======== Dataset records ========

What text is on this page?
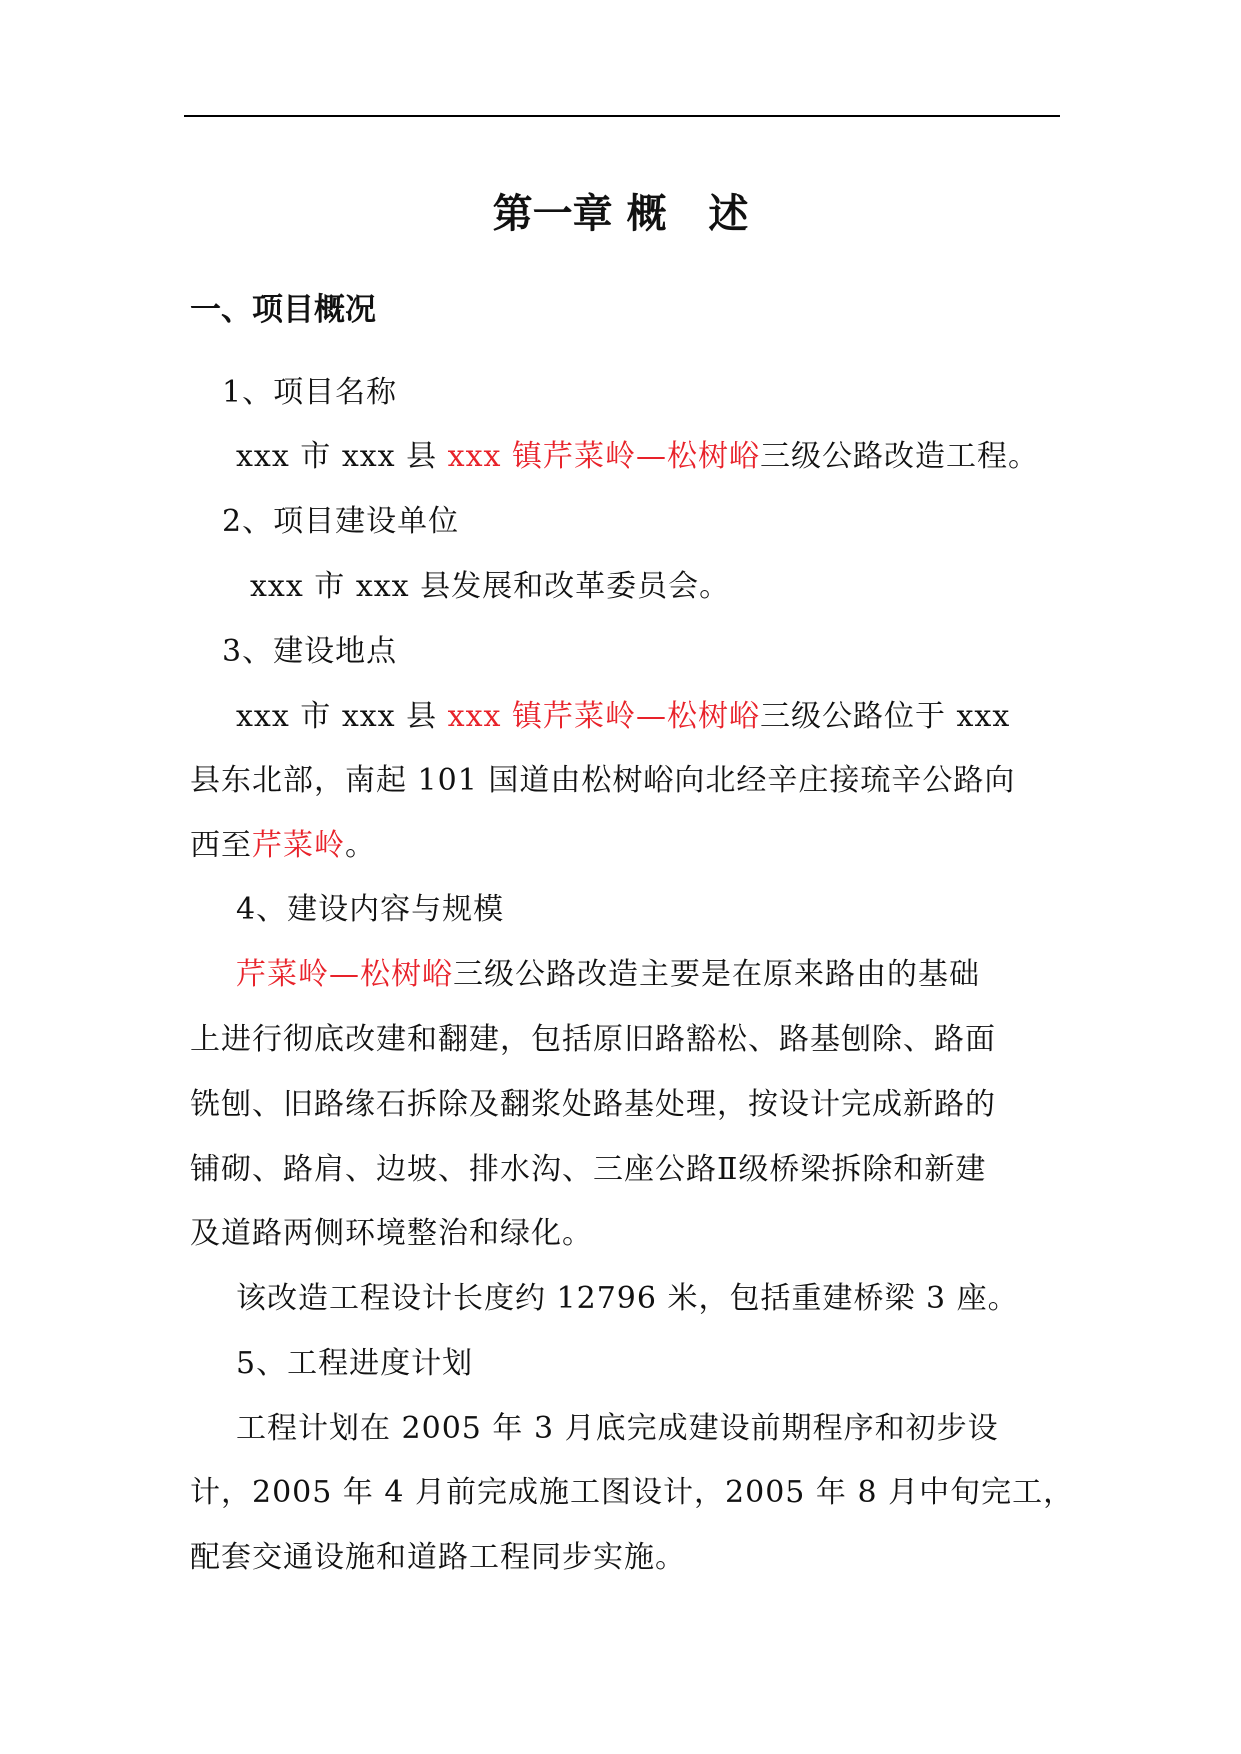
第一章 概   述
一、项目概况
1、项目名称
xxx 市 xxx 县 xxx 镇芹菜岭—松树峪三级公路改造工程。
2、项目建设单位
xxx 市 xxx 县发展和改革委员会。
3、建设地点
xxx 市 xxx 县 xxx 镇芹菜岭—松树峪三级公路位于 xxx
县东北部，南起 101 国道由松树峪向北经辛庄接琉辛公路向
西至芹菜岭。
4、建设内容与规模
芹菜岭—松树峪三级公路改造主要是在原来路由的基础
上进行彻底改建和翻建，包括原旧路豁松、路基刨除、路面
铣刨、旧路缘石拆除及翻浆处路基处理，按设计完成新路的
铺砌、路肩、边坡、排水沟、三座公路Ⅱ级桥梁拆除和新建
及道路两侧环境整治和绿化。
该改造工程设计长度约 12796 米，包括重建桥梁 3 座。
5、工程进度计划
工程计划在 2005 年 3 月底完成建设前期程序和初步设
计，2005 年 4 月前完成施工图设计，2005 年 8 月中旬完工，
配套交通设施和道路工程同步实施。
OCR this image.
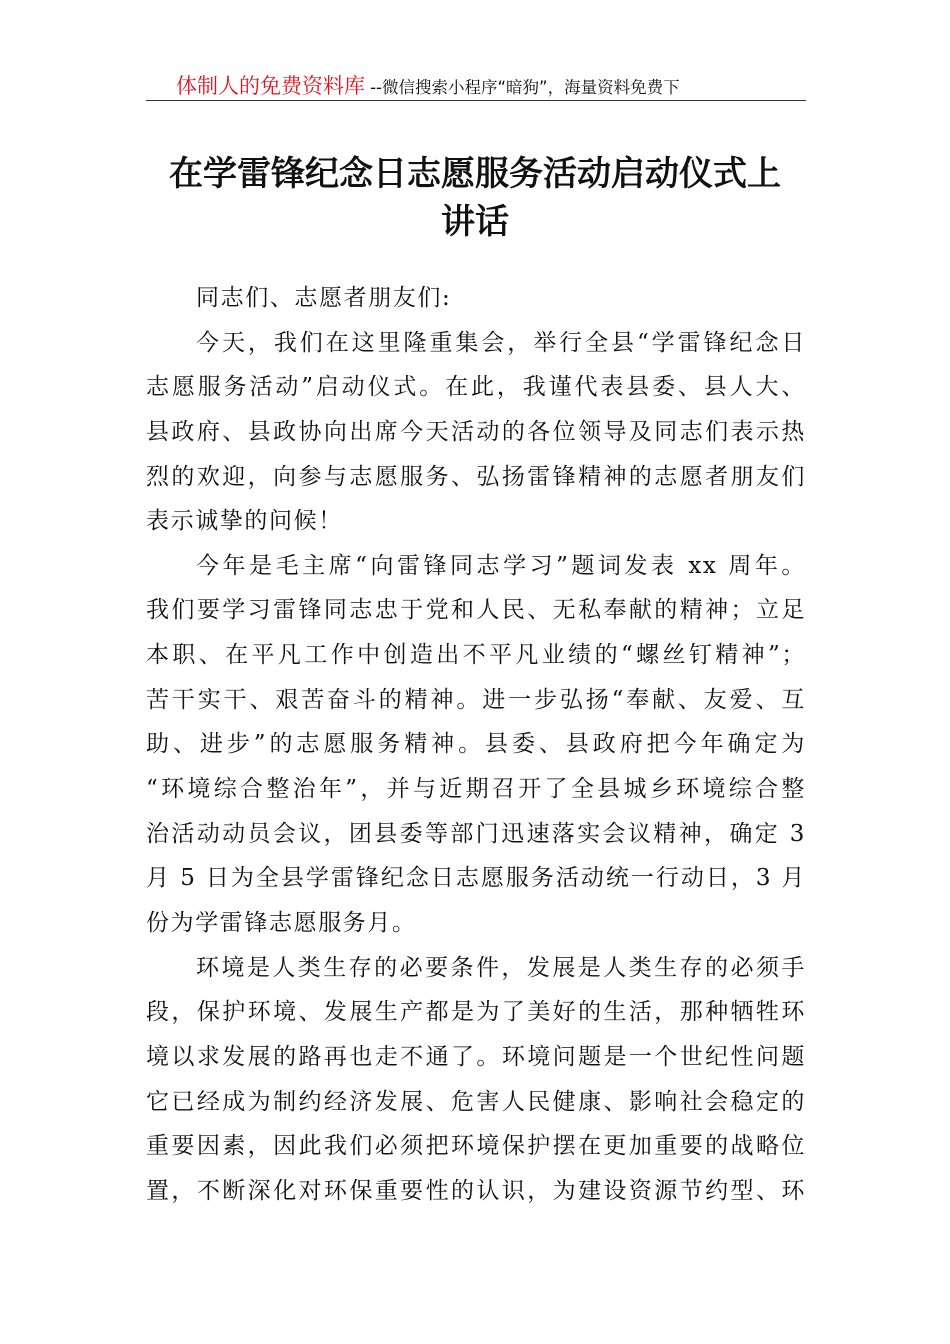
体制人的免费资料库 --微信搜索小程序“暗狗”，海量资料免费下
在学雷锋纪念日志愿服务活动启动仪式上
讲话
同志们、志愿者朋友们:
今天，我们在这里隆重集会，举行全县“学雷锋纪念日
志愿服务活动”启动仪式。在此，我谨代表县委、县人大、
县政府、县政协向出席今天活动的各位领导及同志们表示热
烈的欢迎，向参与志愿服务、弘扬雷锋精神的志愿者朋友们
表示诚挚的问候！
今年是毛主席“向雷锋同志学习”题词发表 xx 周年。
我们要学习雷锋同志忠于党和人民、无私奉献的精神；立足
本职、在平凡工作中创造出不平凡业绩的“螺丝钉精神”；
苦干实干、艰苦奋斗的精神。进一步弘扬“奉献、友爱、互
助、进步”的志愿服务精神。县委、县政府把今年确定为
“环境综合整治年”，并与近期召开了全县城乡环境综合整
治活动动员会议，团县委等部门迅速落实会议精神，确定 3
月 5 日为全县学雷锋纪念日志愿服务活动统一行动日，3 月
份为学雷锋志愿服务月。
环境是人类生存的必要条件，发展是人类生存的必须手
段，保护环境、发展生产都是为了美好的生活，那种牺牲环
境以求发展的路再也走不通了。环境问题是一个世纪性问题
它已经成为制约经济发展、危害人民健康、影响社会稳定的
重要因素，因此我们必须把环境保护摆在更加重要的战略位
置，不断深化对环保重要性的认识，为建设资源节约型、环
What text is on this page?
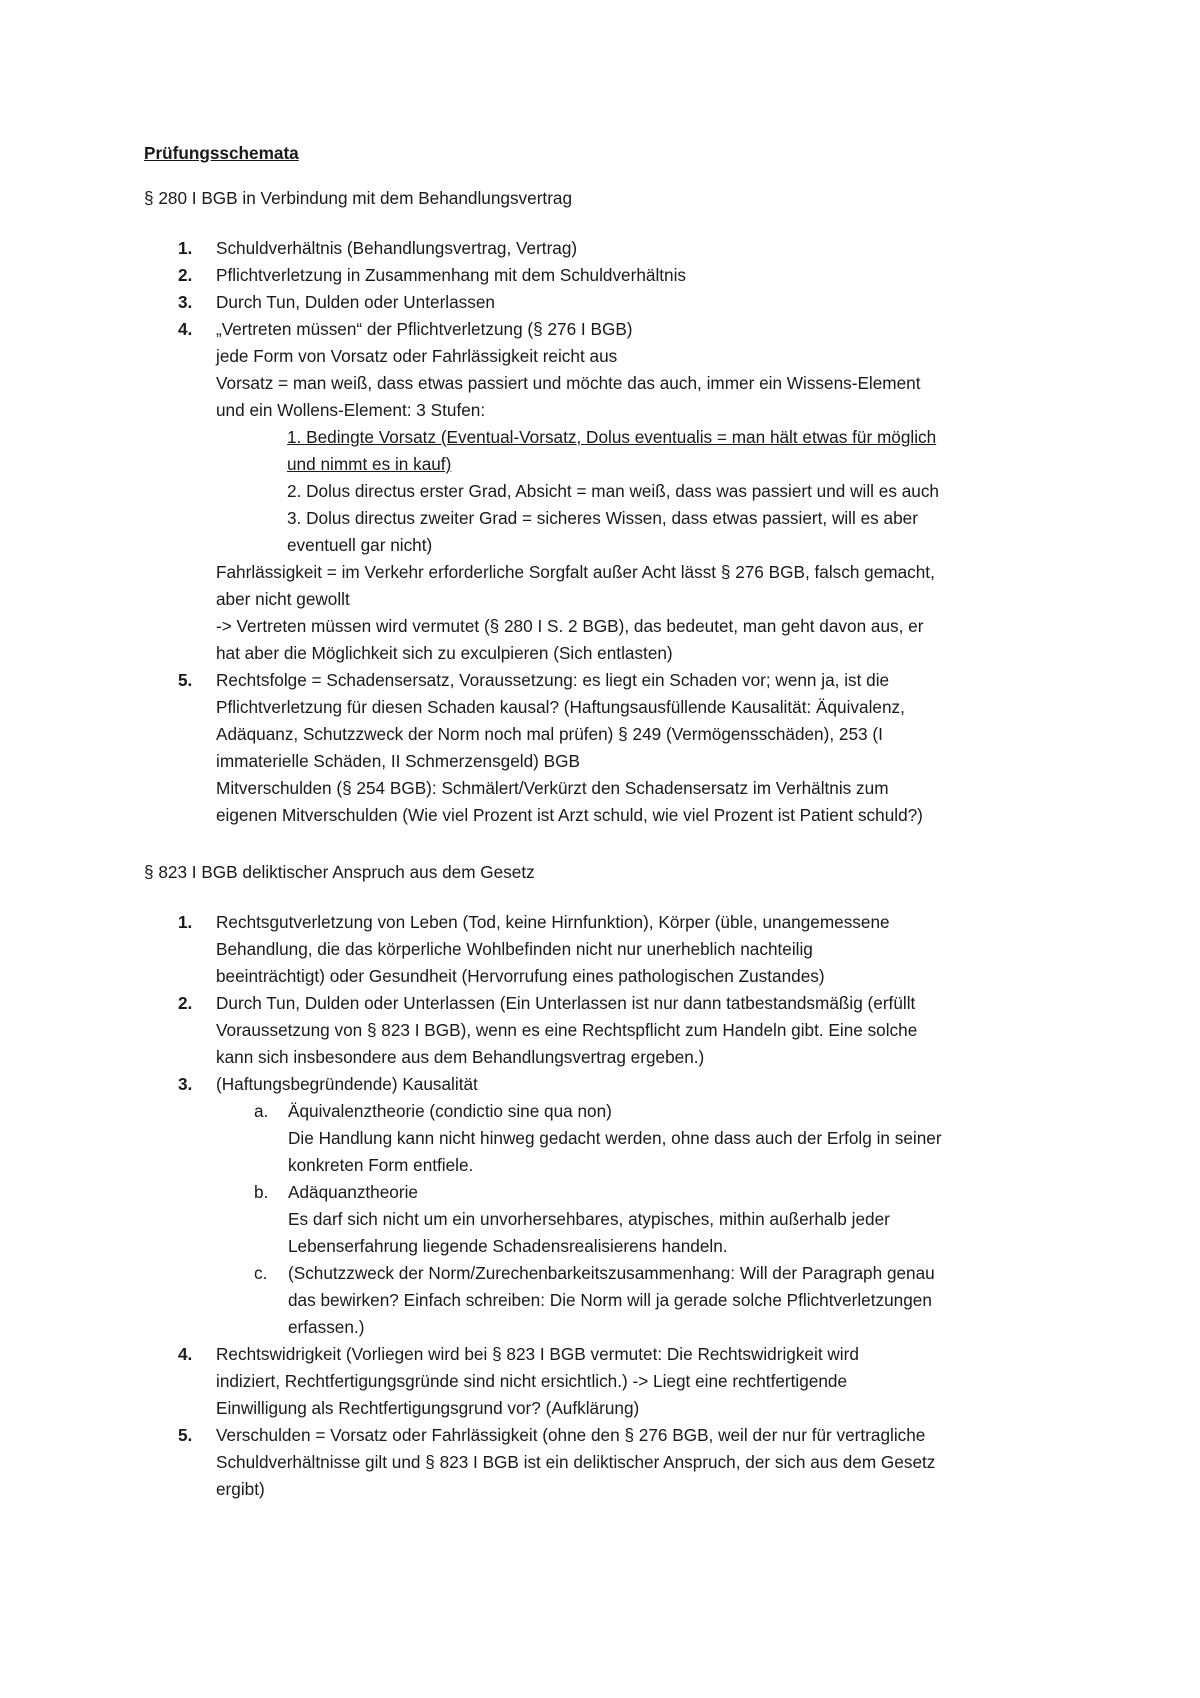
Prüfungsschemata
§ 280 I BGB in Verbindung mit dem Behandlungsvertrag
1. Schuldverhältnis (Behandlungsvertrag, Vertrag)
2. Pflichtverletzung in Zusammenhang mit dem Schuldverhältnis
3. Durch Tun, Dulden oder Unterlassen
4. „Vertreten müssen“ der Pflichtverletzung (§ 276 I BGB)
jede Form von Vorsatz oder Fahrlässigkeit reicht aus
Vorsatz = man weiß, dass etwas passiert und möchte das auch, immer ein Wissens-Element
und ein Wollens-Element: 3 Stufen:
1. Bedingte Vorsatz (Eventual-Vorsatz, Dolus eventualis = man hält etwas für möglich
und nimmt es in kauf)
2. Dolus directus erster Grad, Absicht = man weiß, dass was passiert und will es auch
3. Dolus directus zweiter Grad = sicheres Wissen, dass etwas passiert, will es aber
eventuell gar nicht)
Fahrlässigkeit = im Verkehr erforderliche Sorgfalt außer Acht lässt § 276 BGB, falsch gemacht,
aber nicht gewollt
-> Vertreten müssen wird vermutet (§ 280 I S. 2 BGB), das bedeutet, man geht davon aus, er
hat aber die Möglichkeit sich zu exculpieren (Sich entlasten)
5. Rechtsfolge = Schadensersatz, Voraussetzung: es liegt ein Schaden vor; wenn ja, ist die
Pflichtverletzung für diesen Schaden kausal? (Haftungsausfüllende Kausalität: Äquivalenz,
Adäquanz, Schutzzweck der Norm noch mal prüfen) § 249 (Vermögensschäden), 253 (I
immaterielle Schäden, II Schmerzensgeld) BGB
Mitverschulden (§ 254 BGB): Schmälert/Verkürzt den Schadensersatz im Verhältnis zum
eigenen Mitverschulden (Wie viel Prozent ist Arzt schuld, wie viel Prozent ist Patient schuld?)
§ 823 I BGB deliktischer Anspruch aus dem Gesetz
1. Rechtsgutverletzung von Leben (Tod, keine Hirnfunktion), Körper (üble, unangemessene
Behandlung, die das körperliche Wohlbefinden nicht nur unerheblich nachteilig
beeinträchtigt) oder Gesundheit (Hervorrufung eines pathologischen Zustandes)
2. Durch Tun, Dulden oder Unterlassen (Ein Unterlassen ist nur dann tatbestandsmäßig (erfüllt
Voraussetzung von § 823 I BGB), wenn es eine Rechtspflicht zum Handeln gibt. Eine solche
kann sich insbesondere aus dem Behandlungsvertrag ergeben.)
3. (Haftungsbegründende) Kausalität
a. Äquivalenztheorie (condictio sine qua non)
Die Handlung kann nicht hinweg gedacht werden, ohne dass auch der Erfolg in seiner
konkreten Form entfiele.
b. Adäquanztheorie
Es darf sich nicht um ein unvorhersehbares, atypisches, mithin außerhalb jeder
Lebenserfahrung liegende Schadensrealisierens handeln.
c. (Schutzzweck der Norm/Zurechenbarkeitszusammenhang: Will der Paragraph genau
das bewirken? Einfach schreiben: Die Norm will ja gerade solche Pflichtverletzungen
erfassen.)
4. Rechtswidrigkeit (Vorliegen wird bei § 823 I BGB vermutet: Die Rechtswidrigkeit wird
indiziert, Rechtfertigungsgründe sind nicht ersichtlich.) -> Liegt eine rechtfertigende
Einwilligung als Rechtfertigungsgrund vor? (Aufklärung)
5. Verschulden = Vorsatz oder Fahrlässigkeit (ohne den § 276 BGB, weil der nur für vertragliche
Schuldverhältnisse gilt und § 823 I BGB ist ein deliktischer Anspruch, der sich aus dem Gesetz
ergibt)
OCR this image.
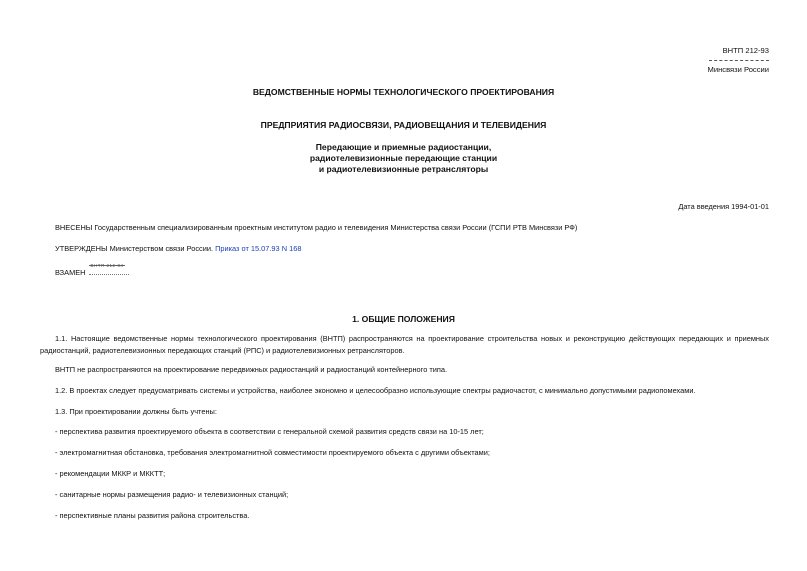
ВНТП 212-93
Минсвязи России
ВЕДОМСТВЕННЫЕ НОРМЫ ТЕХНОЛОГИЧЕСКОГО ПРОЕКТИРОВАНИЯ
ПРЕДПРИЯТИЯ РАДИОСВЯЗИ, РАДИОВЕЩАНИЯ И ТЕЛЕВИДЕНИЯ
Передающие и приемные радиостанции,
радиотелевизионные передающие станции
и радиотелевизионные ретрансляторы
Дата введения 1994-01-01
ВНЕСЕНЫ Государственным специализированным проектным институтом радио и телевидения Министерства связи России (ГСПИ РТВ Минсвязи РФ)
УТВЕРЖДЕНЫ Министерством связи России. Приказ от 15.07.93 N 168
ВЗАМЕН
ВНТП 212-84
1. ОБЩИЕ ПОЛОЖЕНИЯ
1.1. Настоящие ведомственные нормы технологического проектирования (ВНТП) распространяются на проектирование строительства новых и реконструкцию действующих передающих и приемных радиостанций, радиотелевизионных передающих станций (РПС) и радиотелевизионных ретрансляторов.
ВНТП не распространяются на проектирование передвижных радиостанций и радиостанций контейнерного типа.
1.2. В проектах следует предусматривать системы и устройства, наиболее экономно и целесообразно использующие спектры радиочастот, с минимально допустимыми радиопомехами.
1.3. При проектировании должны быть учтены:
- перспектива развития проектируемого объекта в соответствии с генеральной схемой развития средств связи на 10-15 лет;
- электромагнитная обстановка, требования электромагнитной совместимости проектируемого объекта с другими объектами;
- рекомендации МККР и МККТТ;
- санитарные нормы размещения радио- и телевизионных станций;
- перспективные планы развития района строительства.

========

_Challenge_
Find the word "deliktischer" and list each line it appears in.

_Written answer_
§ 823 I BGB deliktischer Anspruch aus dem Gesetz
Schuldverhältnisse gilt und § 823 I BGB ist ein deliktischer Anspruch, der sich aus dem Gesetz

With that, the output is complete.